## Material to process
==*==

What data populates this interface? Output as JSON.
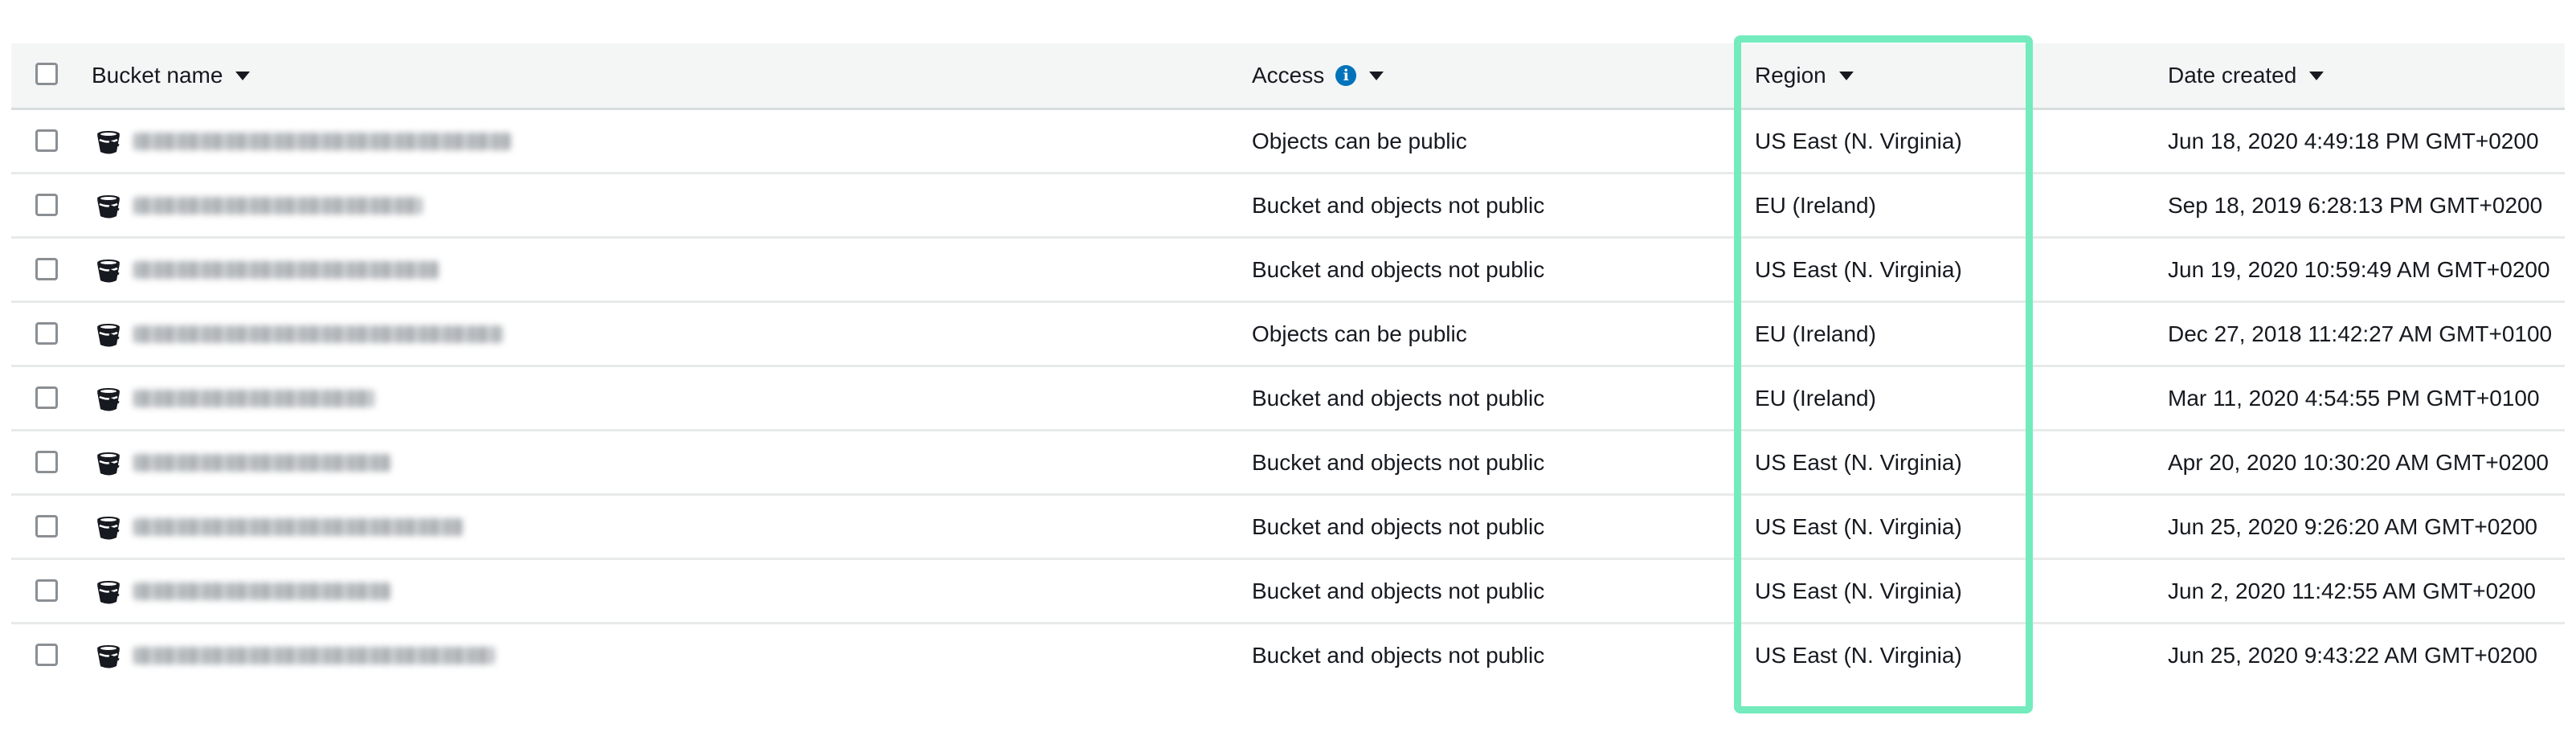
{
  "header": {
    "bucket_name": "Bucket name",
    "access": "Access",
    "region": "Region",
    "date_created": "Date created",
    "info_icon_glyph": "i"
  },
  "colors": {
    "highlight": "#73ebbd",
    "info": "#0073bb",
    "header_bg": "#f4f6f6"
  },
  "icons": {
    "bucket": "bucket-icon",
    "info": "info-icon",
    "sort": "caret-down-icon"
  },
  "rows": [
    {
      "access": "Objects can be public",
      "region": "US East (N. Virginia)",
      "date": "Jun 18, 2020 4:49:18 PM GMT+0200"
    },
    {
      "access": "Bucket and objects not public",
      "region": "EU (Ireland)",
      "date": "Sep 18, 2019 6:28:13 PM GMT+0200"
    },
    {
      "access": "Bucket and objects not public",
      "region": "US East (N. Virginia)",
      "date": "Jun 19, 2020 10:59:49 AM GMT+0200"
    },
    {
      "access": "Objects can be public",
      "region": "EU (Ireland)",
      "date": "Dec 27, 2018 11:42:27 AM GMT+0100"
    },
    {
      "access": "Bucket and objects not public",
      "region": "EU (Ireland)",
      "date": "Mar 11, 2020 4:54:55 PM GMT+0100"
    },
    {
      "access": "Bucket and objects not public",
      "region": "US East (N. Virginia)",
      "date": "Apr 20, 2020 10:30:20 AM GMT+0200"
    },
    {
      "access": "Bucket and objects not public",
      "region": "US East (N. Virginia)",
      "date": "Jun 25, 2020 9:26:20 AM GMT+0200"
    },
    {
      "access": "Bucket and objects not public",
      "region": "US East (N. Virginia)",
      "date": "Jun 2, 2020 11:42:55 AM GMT+0200"
    },
    {
      "access": "Bucket and objects not public",
      "region": "US East (N. Virginia)",
      "date": "Jun 25, 2020 9:43:22 AM GMT+0200"
    }
  ]
}
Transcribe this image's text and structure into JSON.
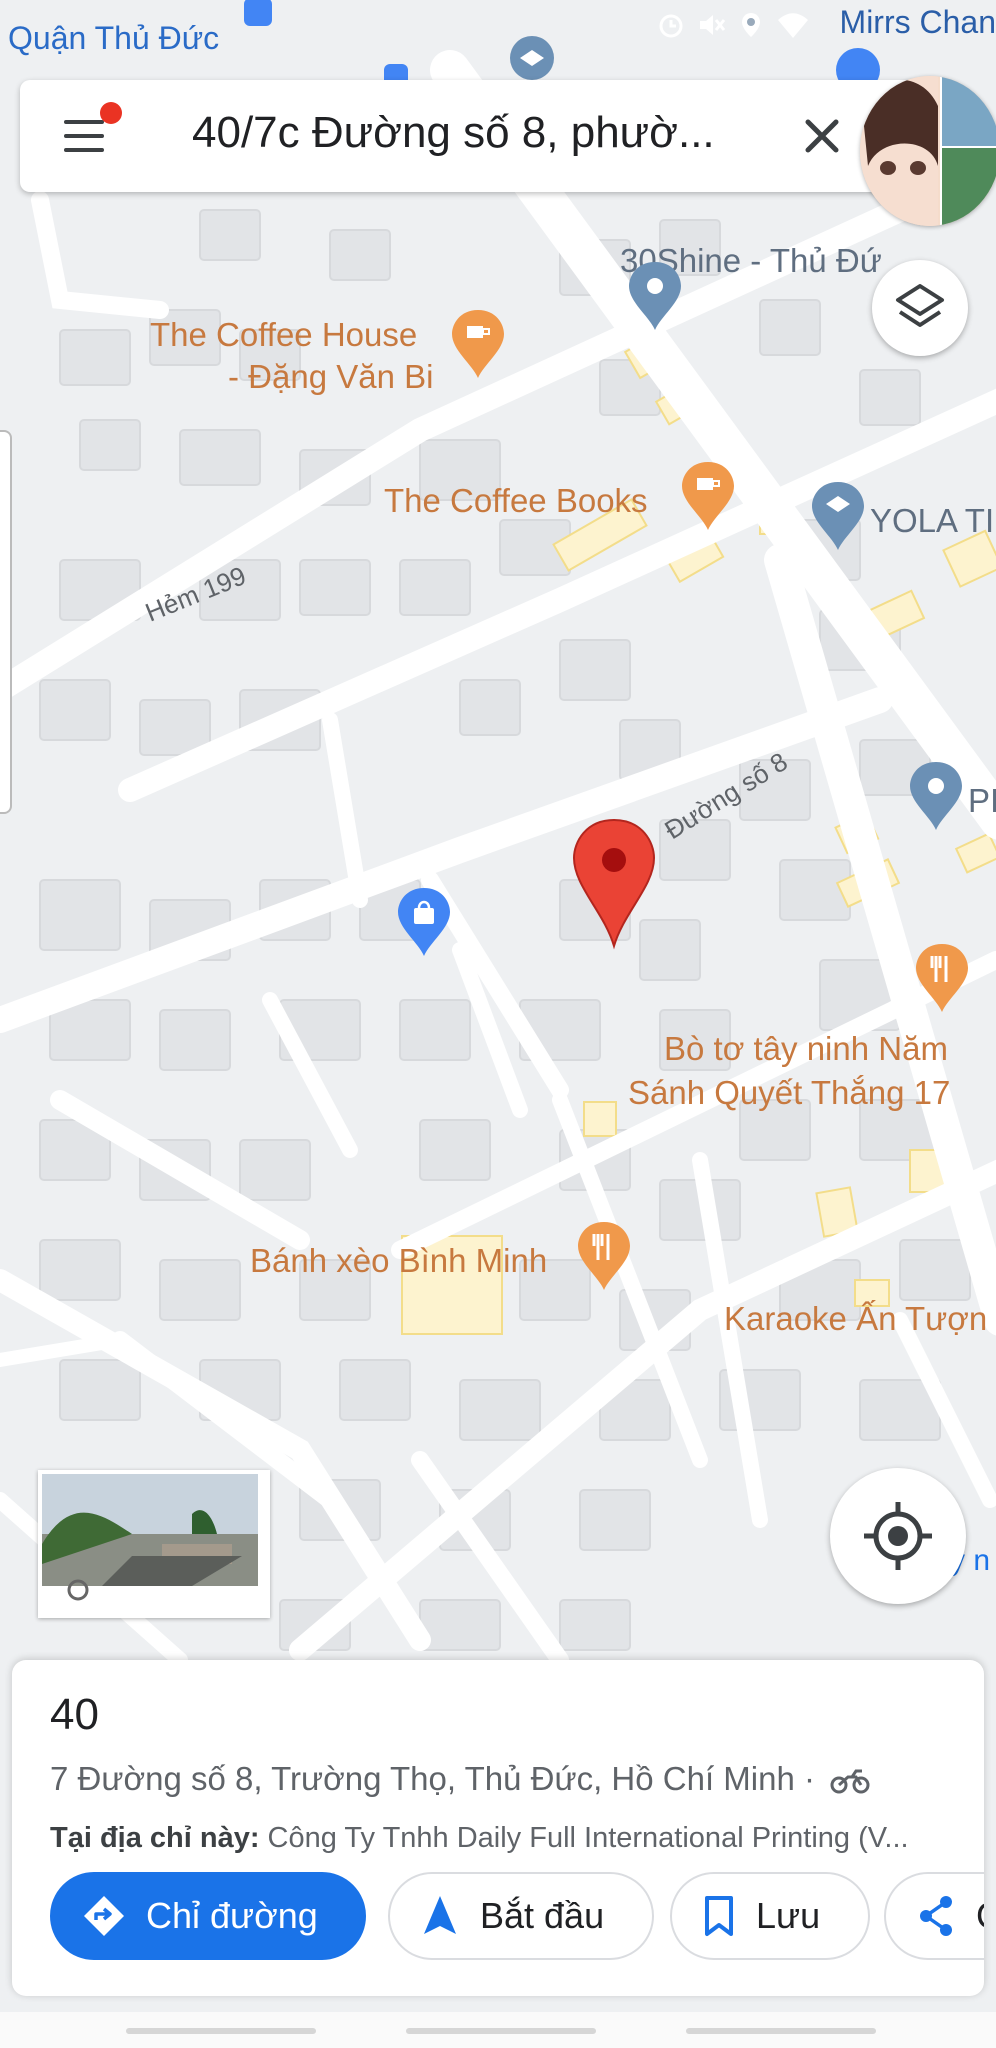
{
  "status_bar": {
    "background_text": "Quận Thủ Đức",
    "carrier": "Mirrs Chan"
  },
  "search": {
    "query": "40/7c Đường số 8, phườ..."
  },
  "map": {
    "road_labels": [
      "Hẻm 199",
      "Đường số 8"
    ],
    "pois": [
      {
        "name": "30Shine - Thủ Đứ",
        "icon": "generic-pin-icon",
        "color": "#6b90b5"
      },
      {
        "name": "The Coffee House - Đặng Văn Bi",
        "icon": "cafe-icon",
        "color": "#f0994b"
      },
      {
        "name": "The Coffee Books",
        "icon": "cafe-icon",
        "color": "#f0994b"
      },
      {
        "name": "YOLA TI",
        "icon": "school-icon",
        "color": "#6b90b5"
      },
      {
        "name": "PI",
        "icon": "generic-pin-icon",
        "color": "#6b90b5"
      },
      {
        "name": "Bò tơ tây ninh Năm Sánh Quyết Thắng 17",
        "icon": "restaurant-icon",
        "color": "#f0994b"
      },
      {
        "name": "Bánh xèo Bình Minh",
        "icon": "restaurant-icon",
        "color": "#f0994b"
      },
      {
        "name": "Karaoke Ấn Tượn",
        "icon": "none",
        "color": "#e07a3a"
      }
    ],
    "selected_pin_color": "#ea4335"
  },
  "place": {
    "title": "40",
    "address": "7 Đường số 8, Trường Thọ, Thủ Đức, Hồ Chí Minh · ",
    "at_label": "Tại địa chỉ này:",
    "at_value": " Công Ty Tnhh Daily Full International Printing (V..."
  },
  "actions": {
    "directions": "Chỉ đường",
    "start": "Bắt đầu",
    "save": "Lưu",
    "share": "C"
  },
  "colors": {
    "accent": "#1a73e8",
    "poi_orange": "#f0994b",
    "poi_blue": "#6b90b5"
  }
}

==*==

## What you should do
All of the material above should be reproduced exactly, except the pictures.

## Answer for the task
What data populates this interface? Output as JSON.
{
  "header": {
    "bucket_name": "Bucket name",
    "access": "Access",
    "region": "Region",
    "date_created": "Date created",
    "info_icon_glyph": "i"
  },
  "colors": {
    "highlight": "#73ebbd",
    "info": "#0073bb",
    "header_bg": "#f4f6f6"
  },
  "icons": {
    "bucket": "bucket-icon",
    "info": "info-icon",
    "sort": "caret-down-icon"
  },
  "rows": [
    {
      "access": "Objects can be public",
      "region": "US East (N. Virginia)",
      "date": "Jun 18, 2020 4:49:18 PM GMT+0200"
    },
    {
      "access": "Bucket and objects not public",
      "region": "EU (Ireland)",
      "date": "Sep 18, 2019 6:28:13 PM GMT+0200"
    },
    {
      "access": "Bucket and objects not public",
      "region": "US East (N. Virginia)",
      "date": "Jun 19, 2020 10:59:49 AM GMT+0200"
    },
    {
      "access": "Objects can be public",
      "region": "EU (Ireland)",
      "date": "Dec 27, 2018 11:42:27 AM GMT+0100"
    },
    {
      "access": "Bucket and objects not public",
      "region": "EU (Ireland)",
      "date": "Mar 11, 2020 4:54:55 PM GMT+0100"
    },
    {
      "access": "Bucket and objects not public",
      "region": "US East (N. Virginia)",
      "date": "Apr 20, 2020 10:30:20 AM GMT+0200"
    },
    {
      "access": "Bucket and objects not public",
      "region": "US East (N. Virginia)",
      "date": "Jun 25, 2020 9:26:20 AM GMT+0200"
    },
    {
      "access": "Bucket and objects not public",
      "region": "US East (N. Virginia)",
      "date": "Jun 2, 2020 11:42:55 AM GMT+0200"
    },
    {
      "access": "Bucket and objects not public",
      "region": "US East (N. Virginia)",
      "date": "Jun 25, 2020 9:43:22 AM GMT+0200"
    }
  ]
}
Transcribe this image's text and structure into JSON.
{
  "status_bar": {
    "background_text": "Quận Thủ Đức",
    "carrier": "Mirrs Chan"
  },
  "search": {
    "query": "40/7c Đường số 8, phườ..."
  },
  "map": {
    "road_labels": [
      "Hẻm 199",
      "Đường số 8"
    ],
    "pois": [
      {
        "name": "30Shine - Thủ Đứ",
        "icon": "generic-pin-icon",
        "color": "#6b90b5"
      },
      {
        "name": "The Coffee House - Đặng Văn Bi",
        "icon": "cafe-icon",
        "color": "#f0994b"
      },
      {
        "name": "The Coffee Books",
        "icon": "cafe-icon",
        "color": "#f0994b"
      },
      {
        "name": "YOLA TI",
        "icon": "school-icon",
        "color": "#6b90b5"
      },
      {
        "name": "PI",
        "icon": "generic-pin-icon",
        "color": "#6b90b5"
      },
      {
        "name": "Bò tơ tây ninh Năm Sánh Quyết Thắng 17",
        "icon": "restaurant-icon",
        "color": "#f0994b"
      },
      {
        "name": "Bánh xèo Bình Minh",
        "icon": "restaurant-icon",
        "color": "#f0994b"
      },
      {
        "name": "Karaoke Ấn Tượn",
        "icon": "none",
        "color": "#e07a3a"
      }
    ],
    "selected_pin_color": "#ea4335"
  },
  "place": {
    "title": "40",
    "address": "7 Đường số 8, Trường Thọ, Thủ Đức, Hồ Chí Minh · ",
    "at_label": "Tại địa chỉ này:",
    "at_value": " Công Ty Tnhh Daily Full International Printing (V..."
  },
  "actions": {
    "directions": "Chỉ đường",
    "start": "Bắt đầu",
    "save": "Lưu",
    "share": "C"
  },
  "colors": {
    "accent": "#1a73e8",
    "poi_orange": "#f0994b",
    "poi_blue": "#6b90b5"
  }
}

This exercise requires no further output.